* [Problem details] How many lines of the records below contain the word "name"? Answer with the number alone.

* * *

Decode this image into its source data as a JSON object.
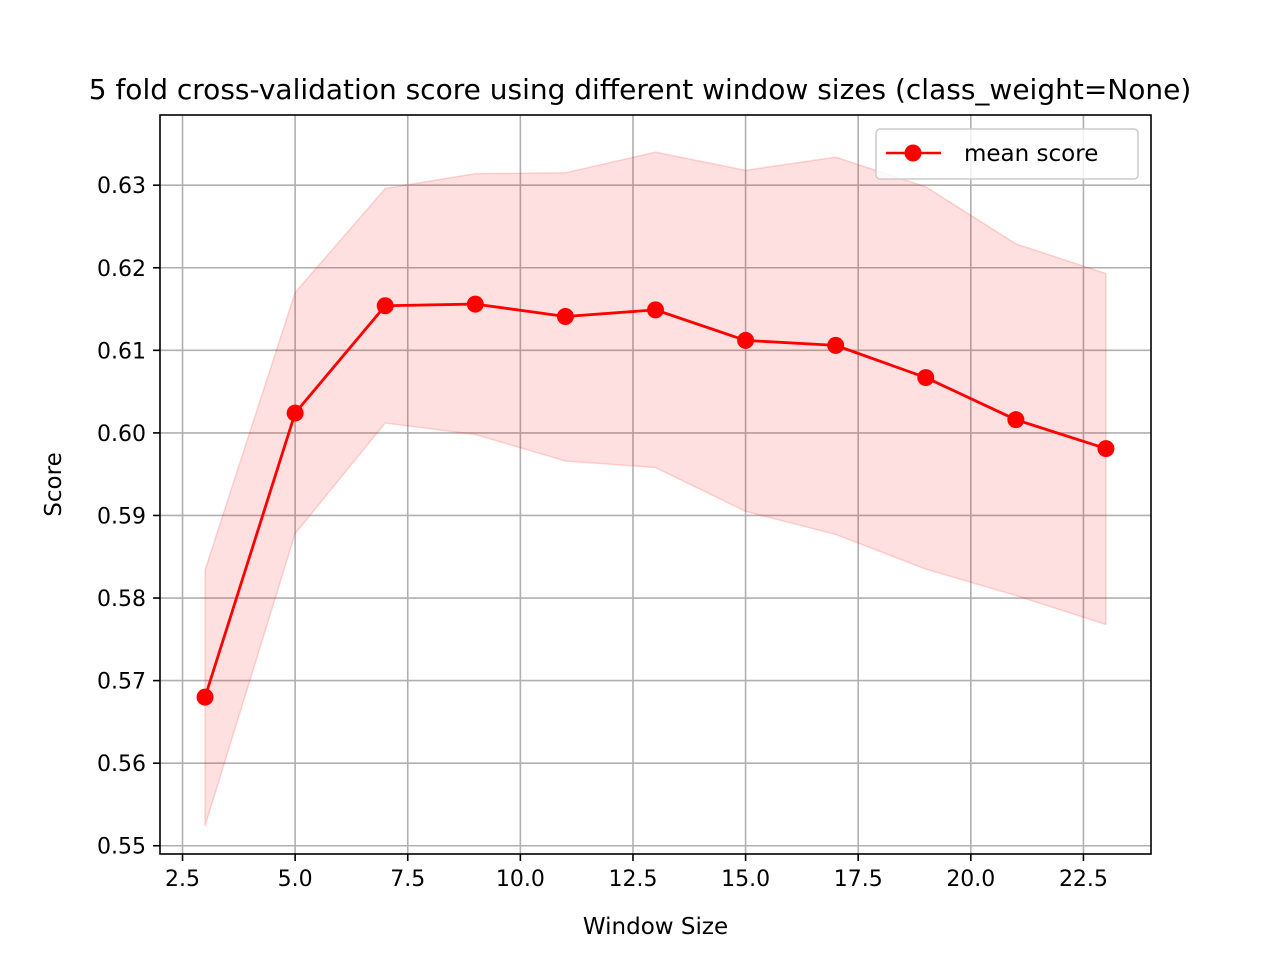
{
  "chart_data": {
    "type": "line",
    "title": "5 fold cross-validation score using different window sizes (class_weight=None)",
    "xlabel": "Window Size",
    "ylabel": "Score",
    "xlim": [
      2.0,
      24.0
    ],
    "ylim": [
      0.549,
      0.6385
    ],
    "xticks": [
      2.5,
      5.0,
      7.5,
      10.0,
      12.5,
      15.0,
      17.5,
      20.0,
      22.5
    ],
    "xtick_labels": [
      "2.5",
      "5.0",
      "7.5",
      "10.0",
      "12.5",
      "15.0",
      "17.5",
      "20.0",
      "22.5"
    ],
    "yticks": [
      0.55,
      0.56,
      0.57,
      0.58,
      0.59,
      0.6,
      0.61,
      0.62,
      0.63
    ],
    "ytick_labels": [
      "0.55",
      "0.56",
      "0.57",
      "0.58",
      "0.59",
      "0.60",
      "0.61",
      "0.62",
      "0.63"
    ],
    "grid": true,
    "legend_position": "top-right",
    "x": [
      3,
      5,
      7,
      9,
      11,
      13,
      15,
      17,
      19,
      21,
      23
    ],
    "series": [
      {
        "name": "mean score",
        "color": "#ff0000",
        "marker": "circle",
        "values": [
          0.568,
          0.6024,
          0.6154,
          0.6156,
          0.6141,
          0.6149,
          0.6112,
          0.6106,
          0.6067,
          0.6016,
          0.5981
        ]
      }
    ],
    "band": {
      "color": "#ff0000",
      "opacity": 0.12,
      "lower": [
        0.5524,
        0.5878,
        0.6012,
        0.5998,
        0.5966,
        0.5958,
        0.5905,
        0.5877,
        0.5835,
        0.5803,
        0.5768
      ],
      "upper": [
        0.5834,
        0.617,
        0.6296,
        0.6314,
        0.6315,
        0.634,
        0.6318,
        0.6334,
        0.6298,
        0.6229,
        0.6193
      ]
    }
  }
}
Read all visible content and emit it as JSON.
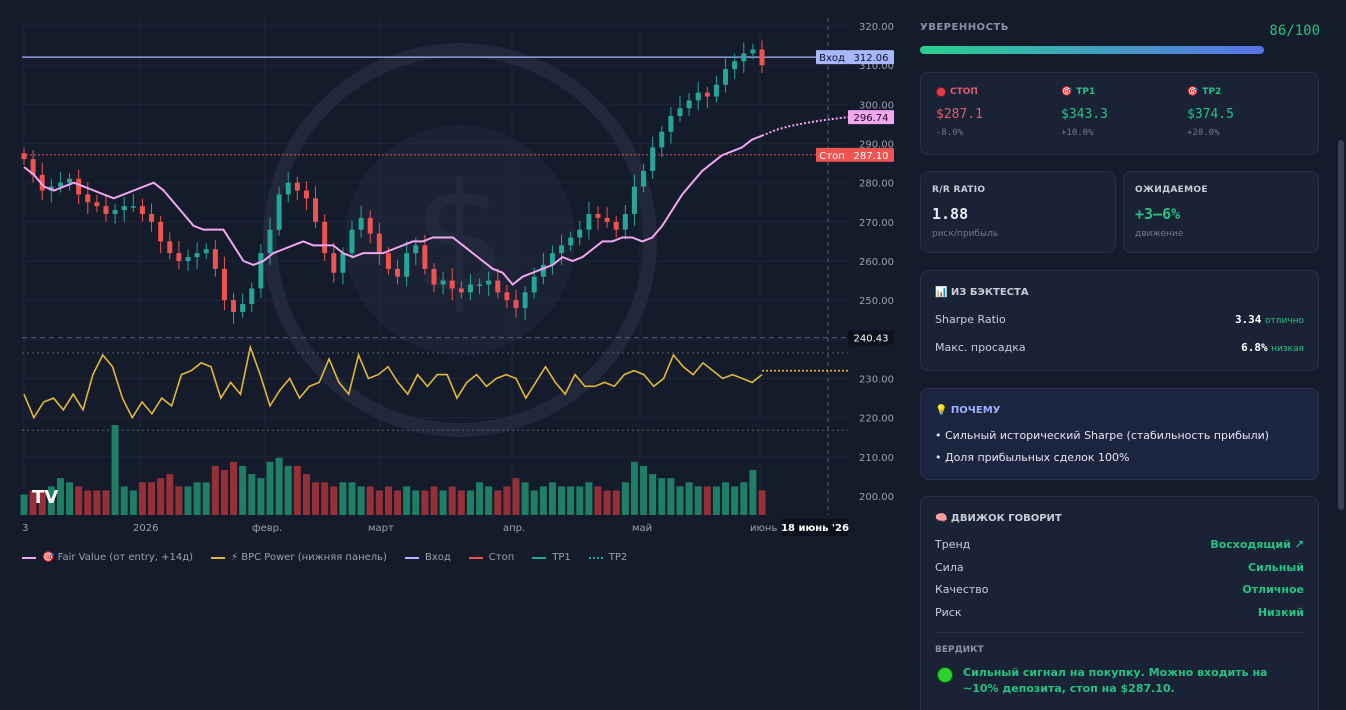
{
  "colors": {
    "bg": "#141b2b",
    "up": "#26a69a",
    "down": "#ef5350",
    "fair": "#f2a6f0",
    "power": "#e3b73a",
    "entry": "#a9b7ff",
    "stop": "#ef5350",
    "tp1": "#26a69a",
    "tp2": "#26a69a",
    "accent_green": "#26c281",
    "accent_red": "#e05d6a"
  },
  "chart_data": {
    "type": "candlestick",
    "y_ticks": [
      "320.00",
      "310.00",
      "300.00",
      "290.00",
      "280.00",
      "270.00",
      "260.00",
      "250.00",
      "240.00",
      "230.00",
      "220.00",
      "210.00",
      "200.00"
    ],
    "ylim": [
      196,
      321
    ],
    "x_ticks": [
      "3",
      "2026",
      "февр.",
      "март",
      "апр.",
      "май",
      "июнь"
    ],
    "crosshair_date": "18 июнь '26",
    "price_labels": {
      "entry": {
        "name": "Вход",
        "value": "312.06"
      },
      "fair": {
        "value": "296.74"
      },
      "stop": {
        "name": "Стоп",
        "value": "287.10"
      },
      "power": {
        "value": "240.43"
      }
    },
    "levels": {
      "entry": 312.06,
      "stop": 287.1,
      "fair_end": 296.74,
      "power_level": 240.43,
      "dotted_mid": 236.5,
      "dotted_low": 216.8
    },
    "close": [
      286,
      282,
      278,
      279,
      280,
      281,
      277,
      275,
      274,
      272,
      273,
      274,
      274,
      272,
      270,
      265,
      262,
      260,
      261,
      262,
      263,
      258,
      250,
      247,
      249,
      253,
      262,
      268,
      277,
      280,
      278,
      276,
      270,
      262,
      257,
      262,
      268,
      271,
      267,
      262,
      258,
      256,
      262,
      264,
      258,
      254,
      255,
      253,
      252,
      254,
      254,
      255,
      252,
      250,
      248,
      252,
      256,
      259,
      262,
      264,
      266,
      268,
      272,
      271,
      270,
      268,
      272,
      279,
      283,
      289,
      293,
      297,
      299,
      301,
      303,
      302,
      305,
      309,
      311,
      313,
      314,
      310
    ],
    "fair_value": [
      284,
      282,
      279,
      278,
      279,
      280,
      279,
      278,
      277,
      276,
      277,
      278,
      279,
      280,
      278,
      275,
      272,
      269,
      268,
      268,
      268,
      264,
      260,
      259,
      260,
      262,
      263,
      264,
      265,
      264,
      264,
      264,
      262,
      261,
      262,
      262,
      262,
      263,
      264,
      265,
      265,
      266,
      266,
      266,
      264,
      262,
      260,
      258,
      257,
      254,
      256,
      257,
      258,
      259,
      261,
      260,
      261,
      263,
      265,
      265,
      266,
      266,
      265,
      266,
      269,
      273,
      277,
      280,
      283,
      285,
      287,
      288,
      289,
      291,
      292
    ],
    "fair_projection": [
      292,
      293.5,
      294.5,
      295.2,
      295.8,
      296.3,
      296.74
    ],
    "power_panel": [
      226,
      220,
      224,
      225,
      222,
      226,
      222,
      231,
      236,
      233,
      225,
      220,
      224,
      221,
      225,
      223,
      231,
      232,
      234,
      233,
      225,
      229,
      226,
      238,
      231,
      223,
      227,
      230,
      225,
      228,
      229,
      235,
      229,
      226,
      236,
      230,
      231,
      233,
      229,
      226,
      231,
      228,
      231,
      231,
      225,
      229,
      231,
      228,
      230,
      231,
      230,
      225,
      229,
      233,
      229,
      226,
      231,
      228,
      228,
      229,
      228,
      231,
      232,
      231,
      228,
      230,
      236,
      233,
      231,
      234,
      232,
      230,
      231,
      230,
      229,
      231
    ],
    "power_projection": [
      232,
      232,
      232,
      232,
      232
    ],
    "volume": [
      5,
      6,
      6,
      7,
      9,
      8,
      7,
      6,
      6,
      6,
      22,
      7,
      6,
      8,
      8,
      9,
      10,
      7,
      7,
      8,
      8,
      12,
      11,
      13,
      12,
      10,
      9,
      13,
      14,
      12,
      12,
      10,
      8,
      8,
      7,
      8,
      8,
      7,
      7,
      6,
      7,
      6,
      7,
      6,
      6,
      7,
      6,
      7,
      6,
      6,
      8,
      7,
      6,
      7,
      9,
      8,
      6,
      7,
      8,
      7,
      7,
      7,
      8,
      7,
      6,
      6,
      8,
      13,
      12,
      10,
      9,
      9,
      7,
      8,
      7,
      7,
      7,
      8,
      7,
      8,
      11,
      6
    ]
  },
  "legend": [
    {
      "label": "🎯 Fair Value (от entry, +14д)",
      "color": "#f2a6f0",
      "style": "solid"
    },
    {
      "label": "⚡ BPC Power (нижняя панель)",
      "color": "#e3b73a",
      "style": "solid"
    },
    {
      "label": "Вход",
      "color": "#a9b7ff",
      "style": "solid"
    },
    {
      "label": "Стоп",
      "color": "#ef5350",
      "style": "solid"
    },
    {
      "label": "TP1",
      "color": "#26a69a",
      "style": "solid"
    },
    {
      "label": "TP2",
      "color": "#26a69a",
      "style": "dotted"
    }
  ],
  "confidence": {
    "label": "УВЕРЕННОСТЬ",
    "value": "86/100",
    "fraction": 0.86
  },
  "levels_card": {
    "stop": {
      "label": "СТОП",
      "price": "$287.1",
      "pct": "-8.0%"
    },
    "tp1": {
      "label": "TP1",
      "price": "$343.3",
      "pct": "+10.0%"
    },
    "tp2": {
      "label": "TP2",
      "price": "$374.5",
      "pct": "+20.0%"
    }
  },
  "rr": {
    "label": "R/R RATIO",
    "value": "1.88",
    "sub": "риск/прибыль"
  },
  "expected": {
    "label": "ОЖИДАЕМОЕ",
    "value": "+3–6%",
    "sub": "движение"
  },
  "backtest": {
    "label": "📊 ИЗ БЭКТЕСТА",
    "rows": [
      {
        "name": "Sharpe Ratio",
        "value": "3.34",
        "tag": "отлично"
      },
      {
        "name": "Макс. просадка",
        "value": "6.8%",
        "tag": "низкая"
      }
    ]
  },
  "why": {
    "label": "💡 ПОЧЕМУ",
    "items": [
      "• Сильный исторический Sharpe (стабильность прибыли)",
      "• Доля прибыльных сделок 100%"
    ]
  },
  "engine": {
    "label": "🧠 ДВИЖОК ГОВОРИТ",
    "rows": [
      {
        "name": "Тренд",
        "value": "Восходящий ↗"
      },
      {
        "name": "Сила",
        "value": "Сильный"
      },
      {
        "name": "Качество",
        "value": "Отличное"
      },
      {
        "name": "Риск",
        "value": "Низкий"
      }
    ],
    "verdict_label": "ВЕРДИКТ",
    "verdict": "Сильный сигнал на покупку. Можно входить на ~10% депозита, стоп на $287.10."
  }
}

* * *

* [Solved problem] 9